(Dataset entries)
[START]
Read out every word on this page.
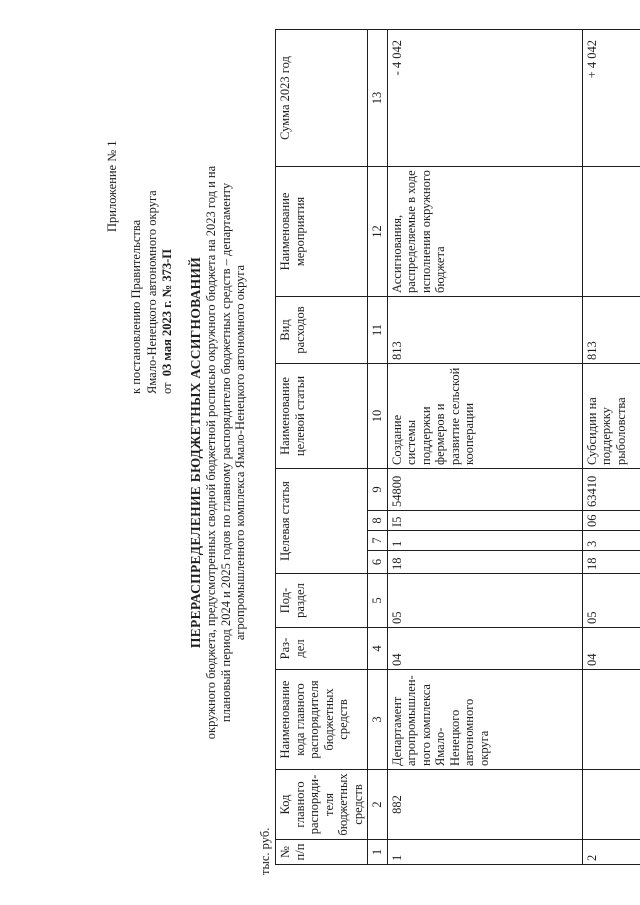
Приложение № 1
к постановлению Правительства Ямало-Ненецкого автономного округа от  03 мая 2023 г. № 373-П ПЕРЕРАСПРЕДЕЛЕНИЕ БЮДЖЕТНЫХ АССИГНОВАНИЙ окружного бюджета, предусмотренных сводной бюджетной росписью окружного бюджета на 2023 год и на плановый период 2024 и 2025 годов по главному распорядителю бюджетных средств – департаменту агропромышленного комплекса Ямало-Ненецкого автономного округа
тыс. руб. № п/п	Код главного распоряди-теля бюджетных средств	Наименование кода главного распорядителя бюджетных средств	Раз-дел	Под-раздел	Целевая статья				Наименование целевой статьи	Вид расходов	Наименование мероприятия	Сумма 2023 год
1	2	3	4	5	6	7	8	9	10	11	12	13
1	882	Департамент агропромышлен-ного комплекса Ямало-Ненецкого автономного округа	04	05	18	1	I5	54800	Создание системы поддержки фермеров и развитие сельской кооперации	813	Ассигнования, распределяемые в ходе исполнения окружного бюджета	- 4 042
2			04	05	18	3	06	63410	Субсидии на поддержку рыболовства	813		+ 4 042
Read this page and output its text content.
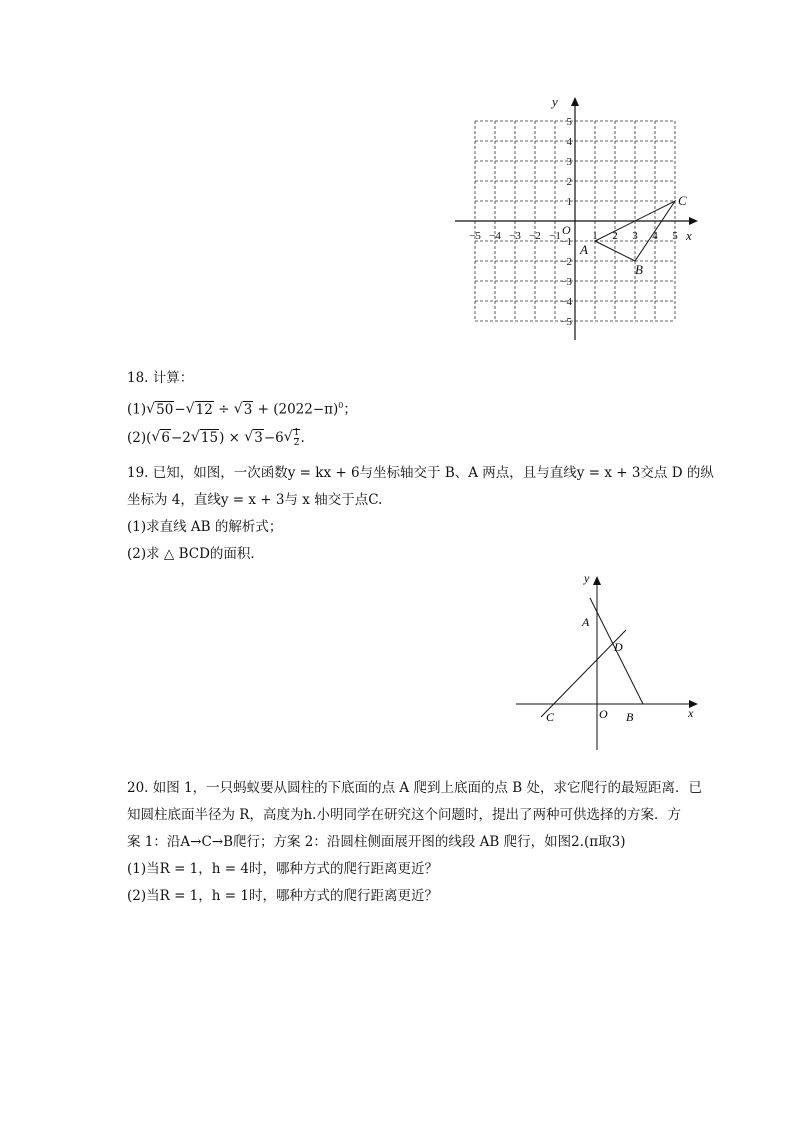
y
x
O
−5 −4 −3 −2 −1	1 2 3 4 5
5
4
3
2
1
−1
−2
−3
−4
−5
A
B
C
y
x
O
A
D
C	B
18. 计算：
(1) √ 50− √ 12 ÷ √ $3 + (2022-\pi)^0$；
(2)( √ 6−2 √ 15) × √ 3−6 √ $\frac{1}{2}$ .
19. 已知，如图，一次函数y = kx + 6与坐标轴交于 B、A 两点，且与直线y = x + 3交点 D 的纵
坐标为 4，直线y = x + 3与 x 轴交于点C.
(1)求直线 AB 的解析式；
(2)求 △ BCD的面积．
20. 如图 1，一只蚂蚁要从圆柱的下底面的点 A 爬到上底面的点 B 处，求它爬行的最短距离．已
知圆柱底面半径为 R，高度为h.小明同学在研究这个问题时，提出了两种可供选择的方案．方
案 1：沿A→C→B爬行；方案 2：沿圆柱侧面展开图的线段 AB 爬行，如图2.(π取3)
(1)当R = 1，h = 4时，哪种方式的爬行距离更近？
(2)当R = 1，h = 1时，哪种方式的爬行距离更近？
[END]
## EXERCISE TASK
All records should be output exactly, with the pictures left out.

## ANSWER FOR THIS EXERCISE
Read out every word on this page.
Приложение № 1
к постановлению Правительства Ямало-Ненецкого автономного округа от  03 мая 2023 г. № 373-П ПЕРЕРАСПРЕДЕЛЕНИЕ БЮДЖЕТНЫХ АССИГНОВАНИЙ окружного бюджета, предусмотренных сводной бюджетной росписью окружного бюджета на 2023 год и на плановый период 2024 и 2025 годов по главному распорядителю бюджетных средств – департаменту агропромышленного комплекса Ямало-Ненецкого автономного округа
тыс. руб. № п/п	Код главного распоряди-теля бюджетных средств	Наименование кода главного распорядителя бюджетных средств	Раз-дел	Под-раздел	Целевая статья				Наименование целевой статьи	Вид расходов	Наименование мероприятия	Сумма 2023 год
1	2	3	4	5	6	7	8	9	10	11	12	13
1	882	Департамент агропромышлен-ного комплекса Ямало-Ненецкого автономного округа	04	05	18	1	I5	54800	Создание системы поддержки фермеров и развитие сельской кооперации	813	Ассигнования, распределяемые в ходе исполнения окружного бюджета	- 4 042
2			04	05	18	3	06	63410	Субсидии на поддержку рыболовства	813		+ 4 042
Read this page and output its text content.
y
x
O
−5 −4 −3 −2 −1	1 2 3 4 5
5
4
3
2
1
−1
−2
−3
−4
−5
A
B
C
y
x
O
A
D
C	B
18. 计算：
(1) √ 50− √ 12 ÷ √ $3 + (2022-\pi)^0$；
(2)( √ 6−2 √ 15) × √ 3−6 √ $\frac{1}{2}$ .
19. 已知，如图，一次函数y = kx + 6与坐标轴交于 B、A 两点，且与直线y = x + 3交点 D 的纵
坐标为 4，直线y = x + 3与 x 轴交于点C.
(1)求直线 AB 的解析式；
(2)求 △ BCD的面积．
20. 如图 1，一只蚂蚁要从圆柱的下底面的点 A 爬到上底面的点 B 处，求它爬行的最短距离．已
知圆柱底面半径为 R，高度为h.小明同学在研究这个问题时，提出了两种可供选择的方案．方
案 1：沿A→C→B爬行；方案 2：沿圆柱侧面展开图的线段 AB 爬行，如图2.(π取3)
(1)当R = 1，h = 4时，哪种方式的爬行距离更近？
(2)当R = 1，h = 1时，哪种方式的爬行距离更近？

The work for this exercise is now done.